┌────────

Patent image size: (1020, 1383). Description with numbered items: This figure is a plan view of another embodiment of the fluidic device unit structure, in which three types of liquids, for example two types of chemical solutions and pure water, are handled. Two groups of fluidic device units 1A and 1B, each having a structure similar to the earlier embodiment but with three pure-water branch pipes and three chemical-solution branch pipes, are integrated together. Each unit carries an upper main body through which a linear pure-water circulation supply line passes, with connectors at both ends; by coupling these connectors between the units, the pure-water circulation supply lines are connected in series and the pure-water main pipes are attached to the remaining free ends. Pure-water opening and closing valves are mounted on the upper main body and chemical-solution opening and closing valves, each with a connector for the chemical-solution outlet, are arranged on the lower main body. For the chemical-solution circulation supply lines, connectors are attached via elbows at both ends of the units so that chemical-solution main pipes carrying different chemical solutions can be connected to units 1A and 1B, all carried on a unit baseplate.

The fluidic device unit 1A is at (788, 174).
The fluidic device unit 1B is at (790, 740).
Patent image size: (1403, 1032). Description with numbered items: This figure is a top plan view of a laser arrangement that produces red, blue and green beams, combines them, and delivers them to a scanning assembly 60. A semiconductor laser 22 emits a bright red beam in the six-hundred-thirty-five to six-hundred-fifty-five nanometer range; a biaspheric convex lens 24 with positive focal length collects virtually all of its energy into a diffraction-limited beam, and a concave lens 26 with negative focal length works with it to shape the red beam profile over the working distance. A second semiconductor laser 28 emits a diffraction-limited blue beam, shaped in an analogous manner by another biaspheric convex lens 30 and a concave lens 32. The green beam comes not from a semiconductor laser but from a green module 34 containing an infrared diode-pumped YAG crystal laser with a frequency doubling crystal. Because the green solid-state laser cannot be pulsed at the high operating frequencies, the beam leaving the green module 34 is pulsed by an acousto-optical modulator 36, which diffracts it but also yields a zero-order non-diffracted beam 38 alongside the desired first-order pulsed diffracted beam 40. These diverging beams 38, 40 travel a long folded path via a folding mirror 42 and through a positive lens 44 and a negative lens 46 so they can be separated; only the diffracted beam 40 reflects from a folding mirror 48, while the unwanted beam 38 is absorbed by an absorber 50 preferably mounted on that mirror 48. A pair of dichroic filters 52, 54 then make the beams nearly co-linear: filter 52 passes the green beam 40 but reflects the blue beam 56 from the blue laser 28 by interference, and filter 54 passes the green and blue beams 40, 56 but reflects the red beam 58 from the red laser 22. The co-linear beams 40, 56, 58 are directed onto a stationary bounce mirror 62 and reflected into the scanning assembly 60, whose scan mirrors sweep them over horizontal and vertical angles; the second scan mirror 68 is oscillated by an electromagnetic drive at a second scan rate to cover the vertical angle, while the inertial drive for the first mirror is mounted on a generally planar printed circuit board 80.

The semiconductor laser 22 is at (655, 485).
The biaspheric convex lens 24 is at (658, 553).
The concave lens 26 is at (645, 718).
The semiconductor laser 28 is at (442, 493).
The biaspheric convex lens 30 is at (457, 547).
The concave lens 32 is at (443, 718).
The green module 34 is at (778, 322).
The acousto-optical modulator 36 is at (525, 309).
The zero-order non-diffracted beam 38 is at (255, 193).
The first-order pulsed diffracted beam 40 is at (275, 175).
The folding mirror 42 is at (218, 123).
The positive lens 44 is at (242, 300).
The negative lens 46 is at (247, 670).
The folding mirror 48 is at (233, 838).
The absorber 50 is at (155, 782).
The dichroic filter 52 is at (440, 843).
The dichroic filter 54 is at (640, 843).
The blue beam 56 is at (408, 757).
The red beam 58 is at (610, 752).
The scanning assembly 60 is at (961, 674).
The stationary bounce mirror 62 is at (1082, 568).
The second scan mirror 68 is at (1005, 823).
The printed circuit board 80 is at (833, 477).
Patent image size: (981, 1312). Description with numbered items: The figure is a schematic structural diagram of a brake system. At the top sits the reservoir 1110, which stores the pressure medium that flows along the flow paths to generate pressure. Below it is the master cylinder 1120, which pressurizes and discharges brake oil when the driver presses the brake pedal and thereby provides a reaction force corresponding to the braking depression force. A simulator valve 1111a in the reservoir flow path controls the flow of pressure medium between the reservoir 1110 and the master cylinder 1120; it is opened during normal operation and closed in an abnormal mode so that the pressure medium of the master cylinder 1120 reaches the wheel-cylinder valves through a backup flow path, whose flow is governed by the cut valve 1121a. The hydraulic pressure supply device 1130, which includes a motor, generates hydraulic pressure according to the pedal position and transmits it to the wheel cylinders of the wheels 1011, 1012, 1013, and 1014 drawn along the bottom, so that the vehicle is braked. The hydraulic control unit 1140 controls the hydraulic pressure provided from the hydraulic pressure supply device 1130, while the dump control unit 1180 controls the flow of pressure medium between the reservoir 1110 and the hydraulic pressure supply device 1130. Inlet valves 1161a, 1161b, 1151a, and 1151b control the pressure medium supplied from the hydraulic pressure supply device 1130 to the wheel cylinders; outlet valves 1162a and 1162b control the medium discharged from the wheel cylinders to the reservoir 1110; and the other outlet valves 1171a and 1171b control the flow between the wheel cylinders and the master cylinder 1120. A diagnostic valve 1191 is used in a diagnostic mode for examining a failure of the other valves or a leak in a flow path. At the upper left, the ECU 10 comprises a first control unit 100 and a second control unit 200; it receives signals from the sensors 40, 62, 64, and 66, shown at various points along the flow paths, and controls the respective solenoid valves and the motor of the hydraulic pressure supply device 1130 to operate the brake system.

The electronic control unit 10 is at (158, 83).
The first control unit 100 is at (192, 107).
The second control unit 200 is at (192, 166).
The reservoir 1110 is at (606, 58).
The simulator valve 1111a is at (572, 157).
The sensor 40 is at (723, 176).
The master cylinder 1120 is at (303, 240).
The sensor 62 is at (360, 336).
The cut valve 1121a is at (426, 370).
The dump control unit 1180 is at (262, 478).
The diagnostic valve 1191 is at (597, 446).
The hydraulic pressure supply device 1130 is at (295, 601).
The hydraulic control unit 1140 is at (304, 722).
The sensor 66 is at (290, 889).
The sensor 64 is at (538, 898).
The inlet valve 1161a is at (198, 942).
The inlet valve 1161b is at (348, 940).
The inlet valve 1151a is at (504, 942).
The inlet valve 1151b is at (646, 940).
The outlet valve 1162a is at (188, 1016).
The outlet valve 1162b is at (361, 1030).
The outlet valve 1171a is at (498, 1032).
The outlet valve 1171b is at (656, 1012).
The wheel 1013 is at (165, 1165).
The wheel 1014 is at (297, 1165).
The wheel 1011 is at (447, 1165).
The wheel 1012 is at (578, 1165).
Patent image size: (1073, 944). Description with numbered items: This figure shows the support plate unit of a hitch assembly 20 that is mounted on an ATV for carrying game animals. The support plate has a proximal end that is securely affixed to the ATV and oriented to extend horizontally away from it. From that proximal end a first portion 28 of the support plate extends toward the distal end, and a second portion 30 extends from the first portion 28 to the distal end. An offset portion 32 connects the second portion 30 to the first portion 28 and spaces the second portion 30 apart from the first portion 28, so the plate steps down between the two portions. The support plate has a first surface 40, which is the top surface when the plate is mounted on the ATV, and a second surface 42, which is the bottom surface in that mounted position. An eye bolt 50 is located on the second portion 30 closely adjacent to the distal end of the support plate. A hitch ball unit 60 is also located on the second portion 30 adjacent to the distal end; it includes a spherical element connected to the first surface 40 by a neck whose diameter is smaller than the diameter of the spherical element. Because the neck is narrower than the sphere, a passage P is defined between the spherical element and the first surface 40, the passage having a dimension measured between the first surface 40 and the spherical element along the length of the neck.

└────────

→ **Task description**: Copy out all of the material above line for line, changing nothing.

→ **Answer**:
Patent image size: (1020, 1383). Description with numbered items: This figure is a plan view of another embodiment of the fluidic device unit structure, in which three types of liquids, for example two types of chemical solutions and pure water, are handled. Two groups of fluidic device units 1A and 1B, each having a structure similar to the earlier embodiment but with three pure-water branch pipes and three chemical-solution branch pipes, are integrated together. Each unit carries an upper main body through which a linear pure-water circulation supply line passes, with connectors at both ends; by coupling these connectors between the units, the pure-water circulation supply lines are connected in series and the pure-water main pipes are attached to the remaining free ends. Pure-water opening and closing valves are mounted on the upper main body and chemical-solution opening and closing valves, each with a connector for the chemical-solution outlet, are arranged on the lower main body. For the chemical-solution circulation supply lines, connectors are attached via elbows at both ends of the units so that chemical-solution main pipes carrying different chemical solutions can be connected to units 1A and 1B, all carried on a unit baseplate.

The fluidic device unit 1A is at (788, 174).
The fluidic device unit 1B is at (790, 740).
Patent image size: (1403, 1032). Description with numbered items: This figure is a top plan view of a laser arrangement that produces red, blue and green beams, combines them, and delivers them to a scanning assembly 60. A semiconductor laser 22 emits a bright red beam in the six-hundred-thirty-five to six-hundred-fifty-five nanometer range; a biaspheric convex lens 24 with positive focal length collects virtually all of its energy into a diffraction-limited beam, and a concave lens 26 with negative focal length works with it to shape the red beam profile over the working distance. A second semiconductor laser 28 emits a diffraction-limited blue beam, shaped in an analogous manner by another biaspheric convex lens 30 and a concave lens 32. The green beam comes not from a semiconductor laser but from a green module 34 containing an infrared diode-pumped YAG crystal laser with a frequency doubling crystal. Because the green solid-state laser cannot be pulsed at the high operating frequencies, the beam leaving the green module 34 is pulsed by an acousto-optical modulator 36, which diffracts it but also yields a zero-order non-diffracted beam 38 alongside the desired first-order pulsed diffracted beam 40. These diverging beams 38, 40 travel a long folded path via a folding mirror 42 and through a positive lens 44 and a negative lens 46 so they can be separated; only the diffracted beam 40 reflects from a folding mirror 48, while the unwanted beam 38 is absorbed by an absorber 50 preferably mounted on that mirror 48. A pair of dichroic filters 52, 54 then make the beams nearly co-linear: filter 52 passes the green beam 40 but reflects the blue beam 56 from the blue laser 28 by interference, and filter 54 passes the green and blue beams 40, 56 but reflects the red beam 58 from the red laser 22. The co-linear beams 40, 56, 58 are directed onto a stationary bounce mirror 62 and reflected into the scanning assembly 60, whose scan mirrors sweep them over horizontal and vertical angles; the second scan mirror 68 is oscillated by an electromagnetic drive at a second scan rate to cover the vertical angle, while the inertial drive for the first mirror is mounted on a generally planar printed circuit board 80.

The semiconductor laser 22 is at (655, 485).
The biaspheric convex lens 24 is at (658, 553).
The concave lens 26 is at (645, 718).
The semiconductor laser 28 is at (442, 493).
The biaspheric convex lens 30 is at (457, 547).
The concave lens 32 is at (443, 718).
The green module 34 is at (778, 322).
The acousto-optical modulator 36 is at (525, 309).
The zero-order non-diffracted beam 38 is at (255, 193).
The first-order pulsed diffracted beam 40 is at (275, 175).
The folding mirror 42 is at (218, 123).
The positive lens 44 is at (242, 300).
The negative lens 46 is at (247, 670).
The folding mirror 48 is at (233, 838).
The absorber 50 is at (155, 782).
The dichroic filter 52 is at (440, 843).
The dichroic filter 54 is at (640, 843).
The blue beam 56 is at (408, 757).
The red beam 58 is at (610, 752).
The scanning assembly 60 is at (961, 674).
The stationary bounce mirror 62 is at (1082, 568).
The second scan mirror 68 is at (1005, 823).
The printed circuit board 80 is at (833, 477).
Patent image size: (981, 1312). Description with numbered items: The figure is a schematic structural diagram of a brake system. At the top sits the reservoir 1110, which stores the pressure medium that flows along the flow paths to generate pressure. Below it is the master cylinder 1120, which pressurizes and discharges brake oil when the driver presses the brake pedal and thereby provides a reaction force corresponding to the braking depression force. A simulator valve 1111a in the reservoir flow path controls the flow of pressure medium between the reservoir 1110 and the master cylinder 1120; it is opened during normal operation and closed in an abnormal mode so that the pressure medium of the master cylinder 1120 reaches the wheel-cylinder valves through a backup flow path, whose flow is governed by the cut valve 1121a. The hydraulic pressure supply device 1130, which includes a motor, generates hydraulic pressure according to the pedal position and transmits it to the wheel cylinders of the wheels 1011, 1012, 1013, and 1014 drawn along the bottom, so that the vehicle is braked. The hydraulic control unit 1140 controls the hydraulic pressure provided from the hydraulic pressure supply device 1130, while the dump control unit 1180 controls the flow of pressure medium between the reservoir 1110 and the hydraulic pressure supply device 1130. Inlet valves 1161a, 1161b, 1151a, and 1151b control the pressure medium supplied from the hydraulic pressure supply device 1130 to the wheel cylinders; outlet valves 1162a and 1162b control the medium discharged from the wheel cylinders to the reservoir 1110; and the other outlet valves 1171a and 1171b control the flow between the wheel cylinders and the master cylinder 1120. A diagnostic valve 1191 is used in a diagnostic mode for examining a failure of the other valves or a leak in a flow path. At the upper left, the ECU 10 comprises a first control unit 100 and a second control unit 200; it receives signals from the sensors 40, 62, 64, and 66, shown at various points along the flow paths, and controls the respective solenoid valves and the motor of the hydraulic pressure supply device 1130 to operate the brake system.

The electronic control unit 10 is at (158, 83).
The first control unit 100 is at (192, 107).
The second control unit 200 is at (192, 166).
The reservoir 1110 is at (606, 58).
The simulator valve 1111a is at (572, 157).
The sensor 40 is at (723, 176).
The master cylinder 1120 is at (303, 240).
The sensor 62 is at (360, 336).
The cut valve 1121a is at (426, 370).
The dump control unit 1180 is at (262, 478).
The diagnostic valve 1191 is at (597, 446).
The hydraulic pressure supply device 1130 is at (295, 601).
The hydraulic control unit 1140 is at (304, 722).
The sensor 66 is at (290, 889).
The sensor 64 is at (538, 898).
The inlet valve 1161a is at (198, 942).
The inlet valve 1161b is at (348, 940).
The inlet valve 1151a is at (504, 942).
The inlet valve 1151b is at (646, 940).
The outlet valve 1162a is at (188, 1016).
The outlet valve 1162b is at (361, 1030).
The outlet valve 1171a is at (498, 1032).
The outlet valve 1171b is at (656, 1012).
The wheel 1013 is at (165, 1165).
The wheel 1014 is at (297, 1165).
The wheel 1011 is at (447, 1165).
The wheel 1012 is at (578, 1165).
Patent image size: (1073, 944). Description with numbered items: This figure shows the support plate unit of a hitch assembly 20 that is mounted on an ATV for carrying game animals. The support plate has a proximal end that is securely affixed to the ATV and oriented to extend horizontally away from it. From that proximal end a first portion 28 of the support plate extends toward the distal end, and a second portion 30 extends from the first portion 28 to the distal end. An offset portion 32 connects the second portion 30 to the first portion 28 and spaces the second portion 30 apart from the first portion 28, so the plate steps down between the two portions. The support plate has a first surface 40, which is the top surface when the plate is mounted on the ATV, and a second surface 42, which is the bottom surface in that mounted position. An eye bolt 50 is located on the second portion 30 closely adjacent to the distal end of the support plate. A hitch ball unit 60 is also located on the second portion 30 adjacent to the distal end; it includes a spherical element connected to the first surface 40 by a neck whose diameter is smaller than the diameter of the spherical element. Because the neck is narrower than the sphere, a passage P is defined between the spherical element and the first surface 40, the passage having a dimension measured between the first surface 40 and the spherical element along the length of the neck.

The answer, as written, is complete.